Data records:
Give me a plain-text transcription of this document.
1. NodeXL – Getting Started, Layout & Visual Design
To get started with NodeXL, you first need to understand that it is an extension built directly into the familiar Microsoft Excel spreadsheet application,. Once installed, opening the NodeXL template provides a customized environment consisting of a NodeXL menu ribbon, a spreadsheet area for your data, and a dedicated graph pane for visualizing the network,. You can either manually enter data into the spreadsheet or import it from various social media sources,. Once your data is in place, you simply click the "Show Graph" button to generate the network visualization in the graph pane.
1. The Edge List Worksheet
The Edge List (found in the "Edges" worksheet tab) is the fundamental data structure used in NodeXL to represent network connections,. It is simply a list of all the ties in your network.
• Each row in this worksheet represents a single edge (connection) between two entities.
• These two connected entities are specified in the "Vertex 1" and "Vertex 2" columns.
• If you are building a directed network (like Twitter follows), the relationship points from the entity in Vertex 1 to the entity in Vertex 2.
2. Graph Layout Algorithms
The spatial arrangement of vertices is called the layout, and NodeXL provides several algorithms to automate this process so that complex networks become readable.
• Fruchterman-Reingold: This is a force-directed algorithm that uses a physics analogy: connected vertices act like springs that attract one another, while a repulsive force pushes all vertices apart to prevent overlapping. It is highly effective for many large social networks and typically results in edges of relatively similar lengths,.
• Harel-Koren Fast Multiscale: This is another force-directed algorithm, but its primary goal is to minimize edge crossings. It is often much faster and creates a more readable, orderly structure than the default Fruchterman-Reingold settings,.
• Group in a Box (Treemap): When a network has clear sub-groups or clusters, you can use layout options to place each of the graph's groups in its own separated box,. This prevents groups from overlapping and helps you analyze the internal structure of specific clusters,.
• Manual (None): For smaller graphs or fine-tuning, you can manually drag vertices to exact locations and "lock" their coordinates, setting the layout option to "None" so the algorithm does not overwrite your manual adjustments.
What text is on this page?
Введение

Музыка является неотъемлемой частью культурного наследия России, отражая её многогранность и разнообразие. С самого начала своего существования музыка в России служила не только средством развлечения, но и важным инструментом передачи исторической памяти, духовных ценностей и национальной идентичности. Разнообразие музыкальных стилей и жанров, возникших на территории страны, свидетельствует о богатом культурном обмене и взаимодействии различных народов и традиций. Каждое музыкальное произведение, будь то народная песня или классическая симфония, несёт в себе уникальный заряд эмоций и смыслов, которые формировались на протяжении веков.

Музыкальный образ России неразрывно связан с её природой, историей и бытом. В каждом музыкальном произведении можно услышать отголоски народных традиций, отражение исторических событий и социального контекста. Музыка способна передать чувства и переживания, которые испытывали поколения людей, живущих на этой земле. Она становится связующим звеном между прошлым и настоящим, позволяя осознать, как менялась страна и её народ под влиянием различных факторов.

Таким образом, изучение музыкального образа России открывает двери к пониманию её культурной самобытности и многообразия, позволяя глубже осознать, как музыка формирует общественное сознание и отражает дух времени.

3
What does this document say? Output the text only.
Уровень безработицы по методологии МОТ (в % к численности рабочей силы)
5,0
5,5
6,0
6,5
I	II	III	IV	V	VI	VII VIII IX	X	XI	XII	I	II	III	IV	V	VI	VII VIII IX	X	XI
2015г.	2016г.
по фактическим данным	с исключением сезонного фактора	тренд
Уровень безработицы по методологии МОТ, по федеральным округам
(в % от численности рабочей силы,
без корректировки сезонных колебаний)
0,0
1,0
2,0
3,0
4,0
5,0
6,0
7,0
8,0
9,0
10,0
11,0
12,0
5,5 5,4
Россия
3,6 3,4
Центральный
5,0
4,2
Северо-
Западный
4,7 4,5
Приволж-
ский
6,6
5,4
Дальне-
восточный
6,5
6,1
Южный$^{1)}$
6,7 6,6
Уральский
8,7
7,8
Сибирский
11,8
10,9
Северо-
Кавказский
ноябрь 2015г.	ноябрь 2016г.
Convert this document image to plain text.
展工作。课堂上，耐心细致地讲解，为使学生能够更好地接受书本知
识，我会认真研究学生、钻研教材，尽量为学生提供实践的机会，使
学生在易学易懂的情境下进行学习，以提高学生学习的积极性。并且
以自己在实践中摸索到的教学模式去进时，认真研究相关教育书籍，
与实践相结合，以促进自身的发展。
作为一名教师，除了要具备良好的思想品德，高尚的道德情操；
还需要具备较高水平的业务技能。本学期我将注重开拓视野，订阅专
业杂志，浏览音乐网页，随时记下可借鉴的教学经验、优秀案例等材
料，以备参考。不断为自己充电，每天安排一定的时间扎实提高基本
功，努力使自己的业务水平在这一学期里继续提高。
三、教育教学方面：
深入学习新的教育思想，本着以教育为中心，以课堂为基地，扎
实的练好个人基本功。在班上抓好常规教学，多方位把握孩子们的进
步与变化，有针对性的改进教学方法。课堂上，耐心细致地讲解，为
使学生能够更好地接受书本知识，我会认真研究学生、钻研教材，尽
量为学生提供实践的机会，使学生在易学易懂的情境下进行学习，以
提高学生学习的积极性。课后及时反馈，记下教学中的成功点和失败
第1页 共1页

=== Short exercise ===
Every entry above should be retyped exactly as shown.

=== Result for this task ===
Give me a plain-text transcription of this document.
1. NodeXL – Getting Started, Layout & Visual Design
To get started with NodeXL, you first need to understand that it is an extension built directly into the familiar Microsoft Excel spreadsheet application,. Once installed, opening the NodeXL template provides a customized environment consisting of a NodeXL menu ribbon, a spreadsheet area for your data, and a dedicated graph pane for visualizing the network,. You can either manually enter data into the spreadsheet or import it from various social media sources,. Once your data is in place, you simply click the "Show Graph" button to generate the network visualization in the graph pane.
1. The Edge List Worksheet
The Edge List (found in the "Edges" worksheet tab) is the fundamental data structure used in NodeXL to represent network connections,. It is simply a list of all the ties in your network.
• Each row in this worksheet represents a single edge (connection) between two entities.
• These two connected entities are specified in the "Vertex 1" and "Vertex 2" columns.
• If you are building a directed network (like Twitter follows), the relationship points from the entity in Vertex 1 to the entity in Vertex 2.
2. Graph Layout Algorithms
The spatial arrangement of vertices is called the layout, and NodeXL provides several algorithms to automate this process so that complex networks become readable.
• Fruchterman-Reingold: This is a force-directed algorithm that uses a physics analogy: connected vertices act like springs that attract one another, while a repulsive force pushes all vertices apart to prevent overlapping. It is highly effective for many large social networks and typically results in edges of relatively similar lengths,.
• Harel-Koren Fast Multiscale: This is another force-directed algorithm, but its primary goal is to minimize edge crossings. It is often much faster and creates a more readable, orderly structure than the default Fruchterman-Reingold settings,.
• Group in a Box (Treemap): When a network has clear sub-groups or clusters, you can use layout options to place each of the graph's groups in its own separated box,. This prevents groups from overlapping and helps you analyze the internal structure of specific clusters,.
• Manual (None): For smaller graphs or fine-tuning, you can manually drag vertices to exact locations and "lock" their coordinates, setting the layout option to "None" so the algorithm does not overwrite your manual adjustments.
What text is on this page?
Введение

Музыка является неотъемлемой частью культурного наследия России, отражая её многогранность и разнообразие. С самого начала своего существования музыка в России служила не только средством развлечения, но и важным инструментом передачи исторической памяти, духовных ценностей и национальной идентичности. Разнообразие музыкальных стилей и жанров, возникших на территории страны, свидетельствует о богатом культурном обмене и взаимодействии различных народов и традиций. Каждое музыкальное произведение, будь то народная песня или классическая симфония, несёт в себе уникальный заряд эмоций и смыслов, которые формировались на протяжении веков.

Музыкальный образ России неразрывно связан с её природой, историей и бытом. В каждом музыкальном произведении можно услышать отголоски народных традиций, отражение исторических событий и социального контекста. Музыка способна передать чувства и переживания, которые испытывали поколения людей, живущих на этой земле. Она становится связующим звеном между прошлым и настоящим, позволяя осознать, как менялась страна и её народ под влиянием различных факторов.

Таким образом, изучение музыкального образа России открывает двери к пониманию её культурной самобытности и многообразия, позволяя глубже осознать, как музыка формирует общественное сознание и отражает дух времени.

3
What does this document say? Output the text only.
Уровень безработицы по методологии МОТ (в % к численности рабочей силы)
5,0
5,5
6,0
6,5
I	II	III	IV	V	VI	VII VIII IX	X	XI	XII	I	II	III	IV	V	VI	VII VIII IX	X	XI
2015г.	2016г.
по фактическим данным	с исключением сезонного фактора	тренд
Уровень безработицы по методологии МОТ, по федеральным округам
(в % от численности рабочей силы,
без корректировки сезонных колебаний)
0,0
1,0
2,0
3,0
4,0
5,0
6,0
7,0
8,0
9,0
10,0
11,0
12,0
5,5 5,4
Россия
3,6 3,4
Центральный
5,0
4,2
Северо-
Западный
4,7 4,5
Приволж-
ский
6,6
5,4
Дальне-
восточный
6,5
6,1
Южный$^{1)}$
6,7 6,6
Уральский
8,7
7,8
Сибирский
11,8
10,9
Северо-
Кавказский
ноябрь 2015г.	ноябрь 2016г.
Convert this document image to plain text.
展工作。课堂上，耐心细致地讲解，为使学生能够更好地接受书本知
识，我会认真研究学生、钻研教材，尽量为学生提供实践的机会，使
学生在易学易懂的情境下进行学习，以提高学生学习的积极性。并且
以自己在实践中摸索到的教学模式去进时，认真研究相关教育书籍，
与实践相结合，以促进自身的发展。
作为一名教师，除了要具备良好的思想品德，高尚的道德情操；
还需要具备较高水平的业务技能。本学期我将注重开拓视野，订阅专
业杂志，浏览音乐网页，随时记下可借鉴的教学经验、优秀案例等材
料，以备参考。不断为自己充电，每天安排一定的时间扎实提高基本
功，努力使自己的业务水平在这一学期里继续提高。
三、教育教学方面：
深入学习新的教育思想，本着以教育为中心，以课堂为基地，扎
实的练好个人基本功。在班上抓好常规教学，多方位把握孩子们的进
步与变化，有针对性的改进教学方法。课堂上，耐心细致地讲解，为
使学生能够更好地接受书本知识，我会认真研究学生、钻研教材，尽
量为学生提供实践的机会，使学生在易学易懂的情境下进行学习，以
提高学生学习的积极性。课后及时反馈，记下教学中的成功点和失败
第1页 共1页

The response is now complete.